INSTRUCTIONS FOR THE TASK: Extract exactly and only the lines from the one containing "Enumerate this screenshot's" through the end of the entries below. Pictures should not appear in the copy.

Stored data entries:
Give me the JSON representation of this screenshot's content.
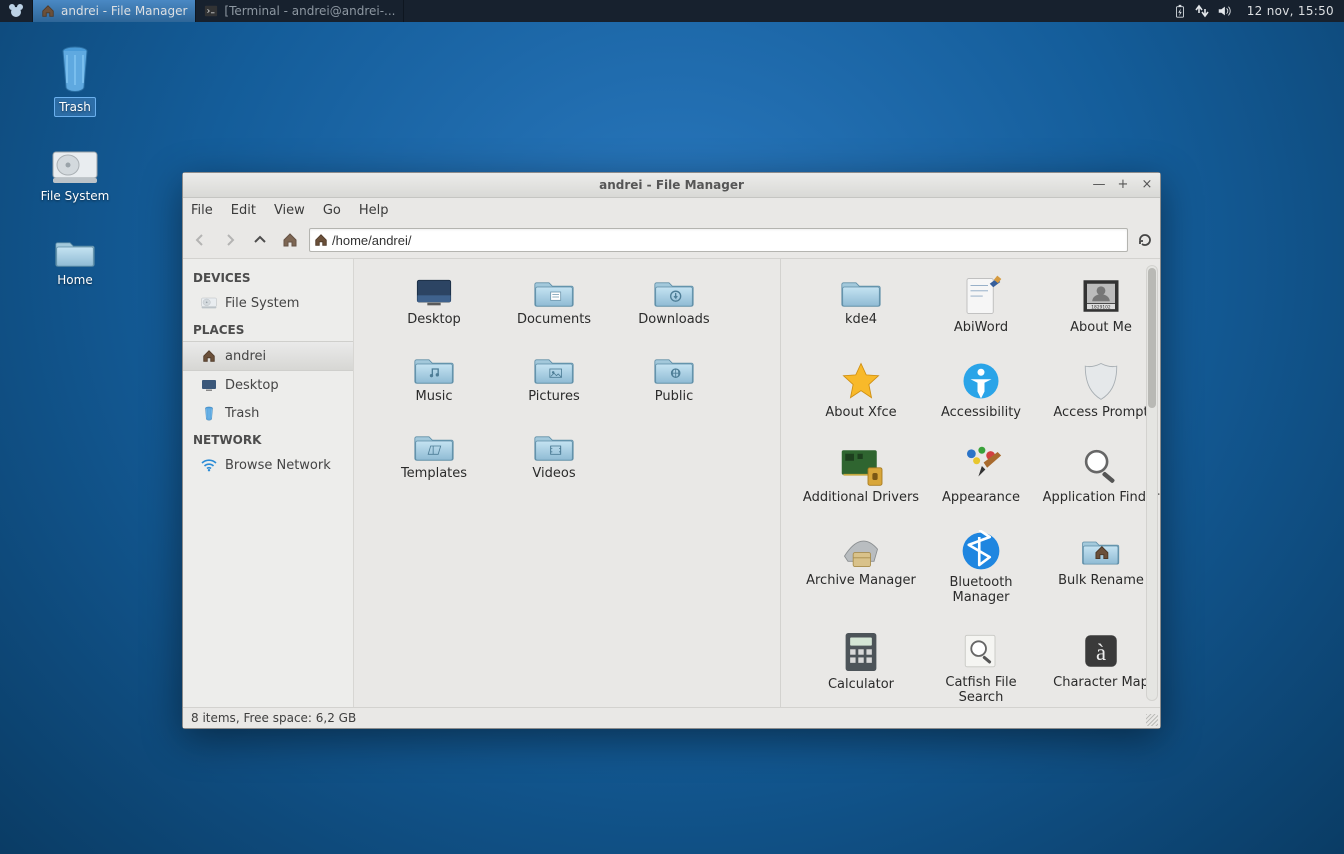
{
  "panel": {
    "task_fm_label": "andrei - File Manager",
    "task_term_label": "[Terminal - andrei@andrei-...",
    "clock": "12 nov, 15:50"
  },
  "desktop": {
    "trash": "Trash",
    "filesystem": "File System",
    "home": "Home"
  },
  "window": {
    "title": "andrei - File Manager",
    "menu": {
      "file": "File",
      "edit": "Edit",
      "view": "View",
      "go": "Go",
      "help": "Help"
    },
    "path": "/home/andrei/",
    "status": "8 items, Free space: 6,2 GB"
  },
  "sidebar": {
    "devices_head": "DEVICES",
    "filesystem": "File System",
    "places_head": "PLACES",
    "user": "andrei",
    "desktop": "Desktop",
    "trash": "Trash",
    "network_head": "NETWORK",
    "browse": "Browse Network"
  },
  "left_items": [
    {
      "label": "Desktop",
      "icon": "desktop"
    },
    {
      "label": "Documents",
      "icon": "folder-doc"
    },
    {
      "label": "Downloads",
      "icon": "folder-down"
    },
    {
      "label": "Music",
      "icon": "folder-music"
    },
    {
      "label": "Pictures",
      "icon": "folder-pic"
    },
    {
      "label": "Public",
      "icon": "folder-pub"
    },
    {
      "label": "Templates",
      "icon": "folder-tpl"
    },
    {
      "label": "Videos",
      "icon": "folder-vid"
    }
  ],
  "right_items": [
    {
      "label": "kde4",
      "icon": "folder"
    },
    {
      "label": "AbiWord",
      "icon": "abiword"
    },
    {
      "label": "About Me",
      "icon": "aboutme"
    },
    {
      "label": "About Xfce",
      "icon": "star"
    },
    {
      "label": "Accessibility",
      "icon": "access"
    },
    {
      "label": "Access Prompt",
      "icon": "shield"
    },
    {
      "label": "Additional Drivers",
      "icon": "drivers"
    },
    {
      "label": "Appearance",
      "icon": "appearance"
    },
    {
      "label": "Application Finder",
      "icon": "magnifier"
    },
    {
      "label": "Archive Manager",
      "icon": "archive"
    },
    {
      "label": "Bluetooth Manager",
      "icon": "bluetooth"
    },
    {
      "label": "Bulk Rename",
      "icon": "bulkrename"
    },
    {
      "label": "Calculator",
      "icon": "calc"
    },
    {
      "label": "Catfish File Search",
      "icon": "catfish"
    },
    {
      "label": "Character Map",
      "icon": "charmap"
    },
    {
      "label": "",
      "icon": "gray"
    },
    {
      "label": "",
      "icon": "doc"
    },
    {
      "label": "",
      "icon": "display"
    }
  ]
}
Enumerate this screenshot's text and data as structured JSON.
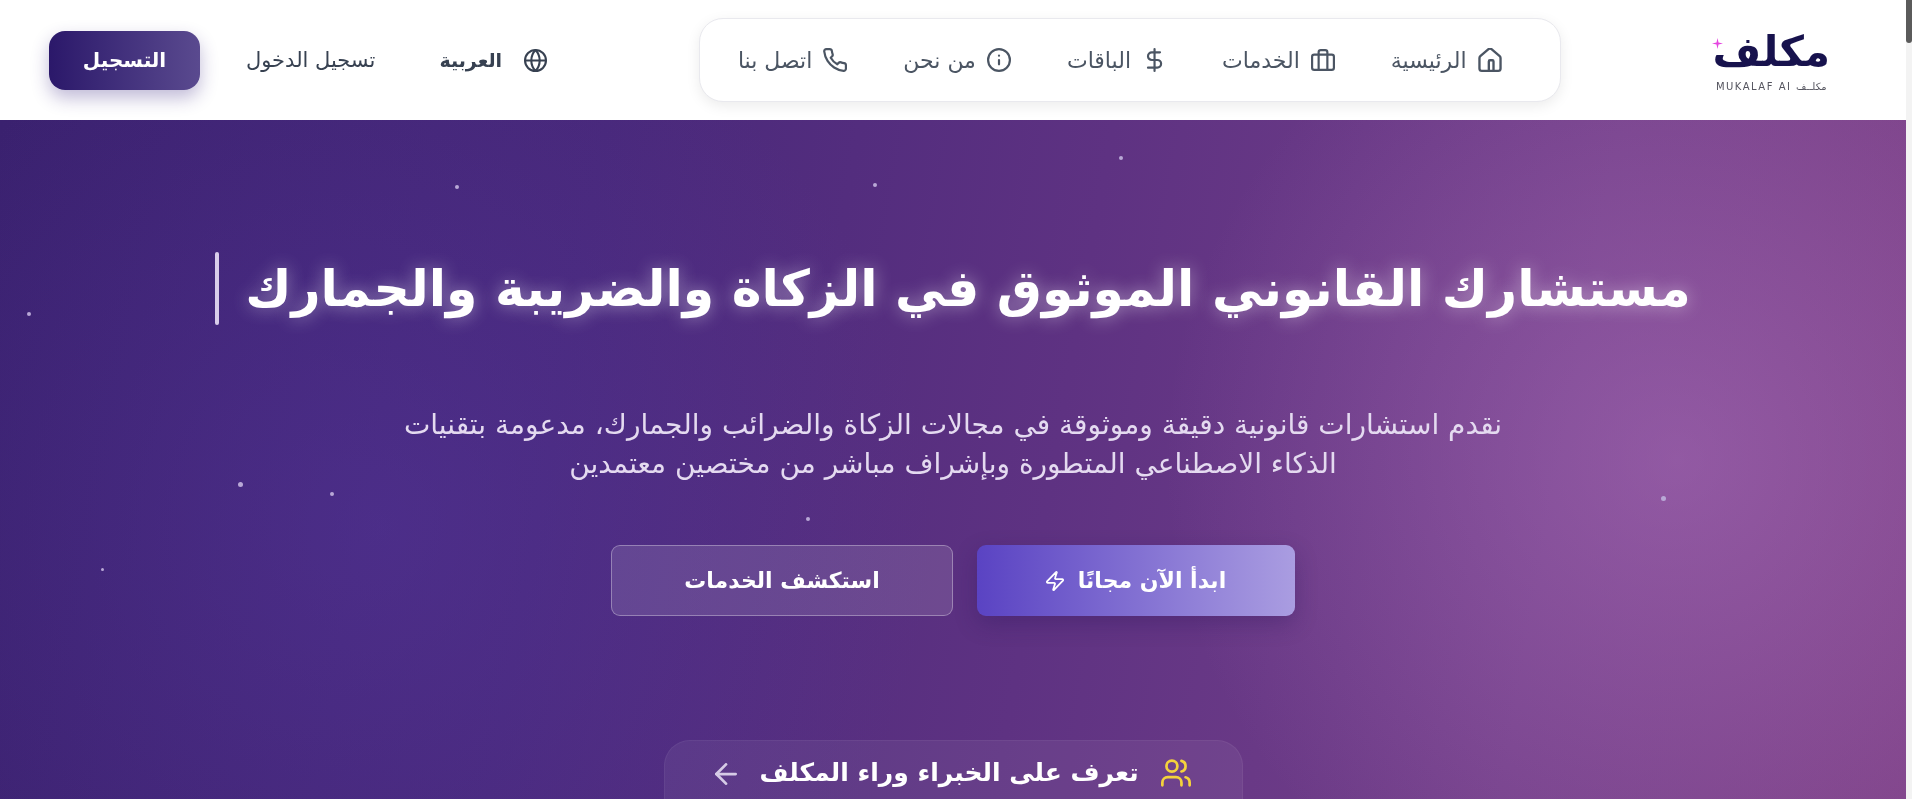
{
  "logo": {
    "mark": "مكلف",
    "caption": "MUKALAF AI مكلــف"
  },
  "nav": [
    {
      "kind": "home",
      "label": "الرئيسية"
    },
    {
      "kind": "services",
      "label": "الخدمات"
    },
    {
      "kind": "packages",
      "label": "الباقات"
    },
    {
      "kind": "about",
      "label": "من نحن"
    },
    {
      "kind": "contact",
      "label": "اتصل بنا"
    }
  ],
  "actions": [
    {
      "kind": "language",
      "label": "العربية"
    },
    {
      "kind": "login",
      "label": "تسجيل الدخول"
    },
    {
      "kind": "signup",
      "label": "التسجيل"
    }
  ],
  "hero": {
    "title": "مستشارك القانوني الموثوق في الزكاة والضريبة والجمارك",
    "subtitle": "نقدم استشارات قانونية دقيقة وموثوقة في مجالات الزكاة والضرائب والجمارك، مدعومة بتقنيات الذكاء الاصطناعي المتطورة وبإشراف مباشر من مختصين معتمدين",
    "buttons": [
      {
        "kind": "primary",
        "label": "ابدأ الآن مجانًا"
      },
      {
        "kind": "outline",
        "label": "استكشف الخدمات"
      }
    ],
    "card": {
      "label": "تعرف على الخبراء وراء المكلف"
    }
  }
}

FULL SOLUTION:
Enumerate this screenshot's text and data as structured JSON.
{
  "logo": {
    "mark": "مكلف",
    "caption": "MUKALAF AI مكلــف"
  },
  "nav": [
    {
      "kind": "home",
      "label": "الرئيسية"
    },
    {
      "kind": "services",
      "label": "الخدمات"
    },
    {
      "kind": "packages",
      "label": "الباقات"
    },
    {
      "kind": "about",
      "label": "من نحن"
    },
    {
      "kind": "contact",
      "label": "اتصل بنا"
    }
  ],
  "actions": [
    {
      "kind": "language",
      "label": "العربية"
    },
    {
      "kind": "login",
      "label": "تسجيل الدخول"
    },
    {
      "kind": "signup",
      "label": "التسجيل"
    }
  ],
  "hero": {
    "title": "مستشارك القانوني الموثوق في الزكاة والضريبة والجمارك",
    "subtitle": "نقدم استشارات قانونية دقيقة وموثوقة في مجالات الزكاة والضرائب والجمارك، مدعومة بتقنيات الذكاء الاصطناعي المتطورة وبإشراف مباشر من مختصين معتمدين",
    "buttons": [
      {
        "kind": "primary",
        "label": "ابدأ الآن مجانًا"
      },
      {
        "kind": "outline",
        "label": "استكشف الخدمات"
      }
    ],
    "card": {
      "label": "تعرف على الخبراء وراء المكلف"
    }
  }
}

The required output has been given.